[Stored entries]
┌──

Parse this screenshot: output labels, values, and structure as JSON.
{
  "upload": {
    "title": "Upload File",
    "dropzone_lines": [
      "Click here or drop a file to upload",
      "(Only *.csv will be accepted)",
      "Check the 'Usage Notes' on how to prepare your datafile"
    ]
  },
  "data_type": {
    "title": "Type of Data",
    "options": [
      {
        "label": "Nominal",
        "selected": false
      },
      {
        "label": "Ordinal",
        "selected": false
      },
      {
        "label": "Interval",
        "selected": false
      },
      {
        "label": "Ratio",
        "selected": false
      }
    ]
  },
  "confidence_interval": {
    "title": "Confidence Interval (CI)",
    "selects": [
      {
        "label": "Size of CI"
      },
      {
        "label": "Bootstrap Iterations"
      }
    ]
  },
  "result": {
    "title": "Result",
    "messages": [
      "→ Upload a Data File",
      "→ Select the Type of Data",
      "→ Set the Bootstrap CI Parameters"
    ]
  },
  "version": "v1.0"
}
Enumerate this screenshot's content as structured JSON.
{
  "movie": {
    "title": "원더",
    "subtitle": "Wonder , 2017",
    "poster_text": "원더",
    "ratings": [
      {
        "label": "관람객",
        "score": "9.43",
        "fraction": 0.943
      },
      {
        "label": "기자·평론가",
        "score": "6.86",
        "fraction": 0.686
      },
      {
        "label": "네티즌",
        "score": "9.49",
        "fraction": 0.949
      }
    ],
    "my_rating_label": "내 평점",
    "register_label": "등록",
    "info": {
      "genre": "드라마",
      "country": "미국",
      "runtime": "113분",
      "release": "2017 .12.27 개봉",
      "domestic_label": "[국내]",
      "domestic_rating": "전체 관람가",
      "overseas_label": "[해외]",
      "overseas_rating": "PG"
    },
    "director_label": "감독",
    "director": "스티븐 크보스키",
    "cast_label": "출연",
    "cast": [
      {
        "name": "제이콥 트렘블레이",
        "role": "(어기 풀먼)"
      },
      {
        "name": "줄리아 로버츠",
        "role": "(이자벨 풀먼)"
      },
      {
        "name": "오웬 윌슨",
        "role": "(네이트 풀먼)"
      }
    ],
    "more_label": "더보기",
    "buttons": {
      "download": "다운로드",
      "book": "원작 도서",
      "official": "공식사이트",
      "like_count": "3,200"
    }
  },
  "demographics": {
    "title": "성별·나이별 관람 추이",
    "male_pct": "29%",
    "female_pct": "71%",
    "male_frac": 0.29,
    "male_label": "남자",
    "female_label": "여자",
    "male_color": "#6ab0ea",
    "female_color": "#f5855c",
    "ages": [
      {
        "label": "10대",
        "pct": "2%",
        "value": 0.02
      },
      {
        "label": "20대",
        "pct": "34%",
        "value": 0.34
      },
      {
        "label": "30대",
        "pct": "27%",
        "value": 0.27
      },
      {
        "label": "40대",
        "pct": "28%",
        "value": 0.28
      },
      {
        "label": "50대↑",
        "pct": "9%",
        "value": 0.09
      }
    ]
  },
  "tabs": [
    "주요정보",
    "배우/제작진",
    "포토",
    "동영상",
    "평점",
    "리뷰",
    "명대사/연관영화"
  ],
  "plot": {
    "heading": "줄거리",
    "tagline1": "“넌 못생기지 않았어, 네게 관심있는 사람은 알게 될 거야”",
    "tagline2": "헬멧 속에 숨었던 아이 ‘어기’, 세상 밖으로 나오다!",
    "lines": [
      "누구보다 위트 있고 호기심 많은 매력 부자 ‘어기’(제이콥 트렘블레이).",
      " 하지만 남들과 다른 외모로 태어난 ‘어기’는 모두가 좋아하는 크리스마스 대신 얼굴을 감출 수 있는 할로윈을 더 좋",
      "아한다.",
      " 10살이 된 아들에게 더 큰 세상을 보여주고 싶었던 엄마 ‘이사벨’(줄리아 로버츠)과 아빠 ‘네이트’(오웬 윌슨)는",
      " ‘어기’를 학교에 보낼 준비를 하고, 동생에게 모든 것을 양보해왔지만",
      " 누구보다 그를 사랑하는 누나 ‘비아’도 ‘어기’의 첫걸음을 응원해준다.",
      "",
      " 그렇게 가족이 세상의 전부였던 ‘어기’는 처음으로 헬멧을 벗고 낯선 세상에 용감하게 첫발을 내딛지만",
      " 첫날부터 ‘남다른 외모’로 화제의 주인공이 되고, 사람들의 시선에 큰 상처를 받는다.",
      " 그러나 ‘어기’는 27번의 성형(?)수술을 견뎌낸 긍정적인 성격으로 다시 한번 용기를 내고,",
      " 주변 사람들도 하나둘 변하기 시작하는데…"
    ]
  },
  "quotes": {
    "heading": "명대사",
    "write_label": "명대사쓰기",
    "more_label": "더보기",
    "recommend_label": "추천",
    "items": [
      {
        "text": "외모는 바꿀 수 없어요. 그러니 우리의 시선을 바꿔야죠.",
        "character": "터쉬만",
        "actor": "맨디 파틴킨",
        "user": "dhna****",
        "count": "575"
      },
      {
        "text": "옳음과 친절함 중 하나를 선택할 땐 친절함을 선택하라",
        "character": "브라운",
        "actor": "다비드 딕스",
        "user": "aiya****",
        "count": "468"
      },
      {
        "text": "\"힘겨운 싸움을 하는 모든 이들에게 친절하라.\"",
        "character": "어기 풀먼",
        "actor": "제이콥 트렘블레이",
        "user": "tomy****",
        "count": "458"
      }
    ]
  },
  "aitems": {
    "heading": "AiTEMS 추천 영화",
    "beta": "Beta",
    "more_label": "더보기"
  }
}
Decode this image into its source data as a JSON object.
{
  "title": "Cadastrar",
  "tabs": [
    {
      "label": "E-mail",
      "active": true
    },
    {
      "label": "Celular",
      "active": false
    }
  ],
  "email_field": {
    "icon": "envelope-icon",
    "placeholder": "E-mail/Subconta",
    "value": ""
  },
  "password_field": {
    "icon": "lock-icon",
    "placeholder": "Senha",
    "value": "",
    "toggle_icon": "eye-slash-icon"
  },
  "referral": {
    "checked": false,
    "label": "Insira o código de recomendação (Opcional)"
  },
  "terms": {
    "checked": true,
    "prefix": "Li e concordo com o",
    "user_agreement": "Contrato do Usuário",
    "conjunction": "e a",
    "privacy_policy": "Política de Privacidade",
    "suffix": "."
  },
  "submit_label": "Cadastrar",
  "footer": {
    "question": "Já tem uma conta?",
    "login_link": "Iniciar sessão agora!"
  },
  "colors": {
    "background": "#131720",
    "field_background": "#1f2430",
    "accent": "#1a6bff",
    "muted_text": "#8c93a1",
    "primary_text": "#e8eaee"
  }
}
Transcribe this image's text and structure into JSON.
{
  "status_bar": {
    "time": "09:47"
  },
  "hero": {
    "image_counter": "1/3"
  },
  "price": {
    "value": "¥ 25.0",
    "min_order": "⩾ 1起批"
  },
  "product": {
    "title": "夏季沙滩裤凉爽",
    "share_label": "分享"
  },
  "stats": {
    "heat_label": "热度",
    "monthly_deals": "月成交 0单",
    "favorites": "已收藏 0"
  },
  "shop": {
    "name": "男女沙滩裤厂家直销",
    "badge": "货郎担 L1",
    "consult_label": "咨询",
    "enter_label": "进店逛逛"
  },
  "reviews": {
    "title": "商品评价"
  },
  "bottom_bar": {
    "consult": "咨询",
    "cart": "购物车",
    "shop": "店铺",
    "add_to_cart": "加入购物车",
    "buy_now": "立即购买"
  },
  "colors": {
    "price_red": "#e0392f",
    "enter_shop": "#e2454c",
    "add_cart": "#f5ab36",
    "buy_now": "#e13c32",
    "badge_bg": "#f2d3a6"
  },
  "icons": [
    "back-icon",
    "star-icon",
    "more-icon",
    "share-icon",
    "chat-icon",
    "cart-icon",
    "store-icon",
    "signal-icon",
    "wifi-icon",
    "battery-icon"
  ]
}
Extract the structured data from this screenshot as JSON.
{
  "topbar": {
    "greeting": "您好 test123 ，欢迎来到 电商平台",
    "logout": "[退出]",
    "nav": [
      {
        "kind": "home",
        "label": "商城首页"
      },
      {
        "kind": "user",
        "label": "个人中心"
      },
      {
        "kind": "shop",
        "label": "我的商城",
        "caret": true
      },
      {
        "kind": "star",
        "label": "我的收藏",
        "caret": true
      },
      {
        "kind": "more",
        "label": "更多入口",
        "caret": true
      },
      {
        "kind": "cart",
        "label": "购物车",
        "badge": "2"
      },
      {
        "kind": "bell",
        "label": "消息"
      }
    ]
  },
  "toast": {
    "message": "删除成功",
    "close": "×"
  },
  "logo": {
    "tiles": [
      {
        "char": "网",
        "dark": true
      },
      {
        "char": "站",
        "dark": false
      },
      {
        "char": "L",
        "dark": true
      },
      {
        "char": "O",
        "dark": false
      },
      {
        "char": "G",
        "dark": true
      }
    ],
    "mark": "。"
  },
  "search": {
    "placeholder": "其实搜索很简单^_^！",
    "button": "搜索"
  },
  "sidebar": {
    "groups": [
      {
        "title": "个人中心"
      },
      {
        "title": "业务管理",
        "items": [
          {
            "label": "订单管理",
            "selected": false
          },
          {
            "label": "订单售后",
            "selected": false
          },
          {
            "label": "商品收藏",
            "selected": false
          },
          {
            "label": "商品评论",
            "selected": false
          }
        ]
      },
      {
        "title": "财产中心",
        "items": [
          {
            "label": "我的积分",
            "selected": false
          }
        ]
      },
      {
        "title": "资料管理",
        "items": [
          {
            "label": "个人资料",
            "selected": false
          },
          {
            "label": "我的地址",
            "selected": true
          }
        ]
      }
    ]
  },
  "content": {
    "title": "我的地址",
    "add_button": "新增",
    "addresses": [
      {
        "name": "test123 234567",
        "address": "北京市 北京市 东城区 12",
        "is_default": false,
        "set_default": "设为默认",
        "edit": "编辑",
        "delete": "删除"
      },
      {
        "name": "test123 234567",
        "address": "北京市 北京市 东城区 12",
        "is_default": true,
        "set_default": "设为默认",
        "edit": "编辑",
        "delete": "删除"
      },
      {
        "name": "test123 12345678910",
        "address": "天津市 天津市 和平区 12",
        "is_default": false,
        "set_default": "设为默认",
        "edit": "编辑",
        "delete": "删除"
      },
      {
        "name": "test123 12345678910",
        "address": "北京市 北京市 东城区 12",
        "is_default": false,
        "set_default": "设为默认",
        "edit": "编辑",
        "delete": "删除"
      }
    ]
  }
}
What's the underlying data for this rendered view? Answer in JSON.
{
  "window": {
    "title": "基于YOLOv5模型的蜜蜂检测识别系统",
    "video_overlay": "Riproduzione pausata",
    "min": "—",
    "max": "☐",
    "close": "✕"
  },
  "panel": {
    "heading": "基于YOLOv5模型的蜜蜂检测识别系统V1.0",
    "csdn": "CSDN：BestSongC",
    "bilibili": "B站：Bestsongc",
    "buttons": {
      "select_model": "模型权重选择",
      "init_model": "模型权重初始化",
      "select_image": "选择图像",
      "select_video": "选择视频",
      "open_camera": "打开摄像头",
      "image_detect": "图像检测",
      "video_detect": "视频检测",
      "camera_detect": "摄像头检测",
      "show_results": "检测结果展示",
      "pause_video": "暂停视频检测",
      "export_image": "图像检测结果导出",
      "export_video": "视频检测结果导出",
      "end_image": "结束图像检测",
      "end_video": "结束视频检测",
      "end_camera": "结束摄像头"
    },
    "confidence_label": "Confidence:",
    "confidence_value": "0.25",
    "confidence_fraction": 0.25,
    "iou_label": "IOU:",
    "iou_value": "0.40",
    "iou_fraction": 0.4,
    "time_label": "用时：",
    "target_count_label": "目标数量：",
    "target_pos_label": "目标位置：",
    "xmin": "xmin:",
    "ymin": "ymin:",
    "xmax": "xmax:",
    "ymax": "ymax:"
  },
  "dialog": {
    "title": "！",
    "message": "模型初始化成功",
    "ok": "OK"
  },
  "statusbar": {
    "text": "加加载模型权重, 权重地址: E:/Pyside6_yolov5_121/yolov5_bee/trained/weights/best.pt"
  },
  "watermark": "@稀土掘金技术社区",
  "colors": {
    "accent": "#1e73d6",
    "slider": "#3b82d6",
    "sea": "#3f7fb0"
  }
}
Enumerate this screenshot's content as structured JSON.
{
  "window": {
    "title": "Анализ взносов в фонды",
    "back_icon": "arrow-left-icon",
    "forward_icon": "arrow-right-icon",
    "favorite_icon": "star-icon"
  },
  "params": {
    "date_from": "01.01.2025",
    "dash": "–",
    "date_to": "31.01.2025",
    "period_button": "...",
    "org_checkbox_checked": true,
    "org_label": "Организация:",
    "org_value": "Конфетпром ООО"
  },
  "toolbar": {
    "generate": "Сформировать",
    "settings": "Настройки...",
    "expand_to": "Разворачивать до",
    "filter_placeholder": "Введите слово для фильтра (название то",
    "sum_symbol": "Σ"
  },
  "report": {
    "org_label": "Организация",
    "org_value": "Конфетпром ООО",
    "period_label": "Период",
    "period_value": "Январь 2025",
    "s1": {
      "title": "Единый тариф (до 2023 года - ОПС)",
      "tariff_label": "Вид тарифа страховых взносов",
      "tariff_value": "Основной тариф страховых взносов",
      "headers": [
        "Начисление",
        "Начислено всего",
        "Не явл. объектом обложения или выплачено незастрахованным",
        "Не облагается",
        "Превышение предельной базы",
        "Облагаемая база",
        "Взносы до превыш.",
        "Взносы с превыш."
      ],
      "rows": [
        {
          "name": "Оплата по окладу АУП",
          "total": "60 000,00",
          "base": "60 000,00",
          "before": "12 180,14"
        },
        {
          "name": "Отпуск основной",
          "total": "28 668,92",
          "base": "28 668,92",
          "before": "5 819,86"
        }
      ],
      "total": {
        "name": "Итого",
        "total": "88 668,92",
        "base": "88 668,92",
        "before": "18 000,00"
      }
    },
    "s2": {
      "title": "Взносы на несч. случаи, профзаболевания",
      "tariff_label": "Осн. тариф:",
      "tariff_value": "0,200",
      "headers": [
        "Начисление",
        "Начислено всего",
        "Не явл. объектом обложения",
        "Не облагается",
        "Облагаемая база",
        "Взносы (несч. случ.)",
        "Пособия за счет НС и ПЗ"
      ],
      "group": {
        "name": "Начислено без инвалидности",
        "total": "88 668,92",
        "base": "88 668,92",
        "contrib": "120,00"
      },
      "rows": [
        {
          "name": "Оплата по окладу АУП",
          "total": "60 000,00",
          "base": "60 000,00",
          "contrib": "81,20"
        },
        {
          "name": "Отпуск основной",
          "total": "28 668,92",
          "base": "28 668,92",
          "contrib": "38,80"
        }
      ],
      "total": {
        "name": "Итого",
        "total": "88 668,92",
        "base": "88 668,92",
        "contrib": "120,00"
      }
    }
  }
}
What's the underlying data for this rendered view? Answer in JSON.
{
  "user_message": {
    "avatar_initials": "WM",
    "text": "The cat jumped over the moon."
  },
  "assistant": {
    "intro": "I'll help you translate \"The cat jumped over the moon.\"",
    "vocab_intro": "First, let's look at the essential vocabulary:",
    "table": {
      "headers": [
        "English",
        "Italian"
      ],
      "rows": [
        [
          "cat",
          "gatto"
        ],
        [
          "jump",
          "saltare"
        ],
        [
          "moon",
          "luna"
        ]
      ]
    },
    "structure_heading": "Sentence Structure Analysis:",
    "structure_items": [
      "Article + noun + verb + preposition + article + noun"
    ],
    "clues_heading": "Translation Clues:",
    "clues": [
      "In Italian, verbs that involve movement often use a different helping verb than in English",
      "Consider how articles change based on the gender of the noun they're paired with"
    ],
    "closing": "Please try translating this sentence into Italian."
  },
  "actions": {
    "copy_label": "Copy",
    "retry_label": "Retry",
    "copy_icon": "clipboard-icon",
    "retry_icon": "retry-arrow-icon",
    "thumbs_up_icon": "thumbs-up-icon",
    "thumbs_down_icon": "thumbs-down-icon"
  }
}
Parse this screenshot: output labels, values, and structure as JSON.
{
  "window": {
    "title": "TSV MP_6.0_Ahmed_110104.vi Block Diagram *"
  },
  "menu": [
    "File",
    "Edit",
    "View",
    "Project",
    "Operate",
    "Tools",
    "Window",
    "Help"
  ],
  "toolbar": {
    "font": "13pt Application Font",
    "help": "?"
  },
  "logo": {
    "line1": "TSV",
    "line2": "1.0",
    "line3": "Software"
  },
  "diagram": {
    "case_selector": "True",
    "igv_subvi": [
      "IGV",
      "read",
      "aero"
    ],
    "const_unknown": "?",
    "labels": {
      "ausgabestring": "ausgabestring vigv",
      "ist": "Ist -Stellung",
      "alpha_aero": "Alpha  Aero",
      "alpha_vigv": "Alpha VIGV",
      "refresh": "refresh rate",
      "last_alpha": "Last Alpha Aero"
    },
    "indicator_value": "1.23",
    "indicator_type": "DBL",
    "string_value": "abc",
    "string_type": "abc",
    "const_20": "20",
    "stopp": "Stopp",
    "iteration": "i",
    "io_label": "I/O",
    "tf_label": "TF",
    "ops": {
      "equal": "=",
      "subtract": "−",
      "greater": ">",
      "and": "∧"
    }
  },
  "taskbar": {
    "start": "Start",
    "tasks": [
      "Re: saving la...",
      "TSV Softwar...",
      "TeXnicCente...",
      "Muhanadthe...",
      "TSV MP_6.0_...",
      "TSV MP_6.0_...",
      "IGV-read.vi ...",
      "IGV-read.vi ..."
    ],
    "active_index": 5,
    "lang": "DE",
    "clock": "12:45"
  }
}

└──

- **What you need to do**: From the data above, work out how many lines hold "into". Answer with the number alone.

- **Expected answer**: 3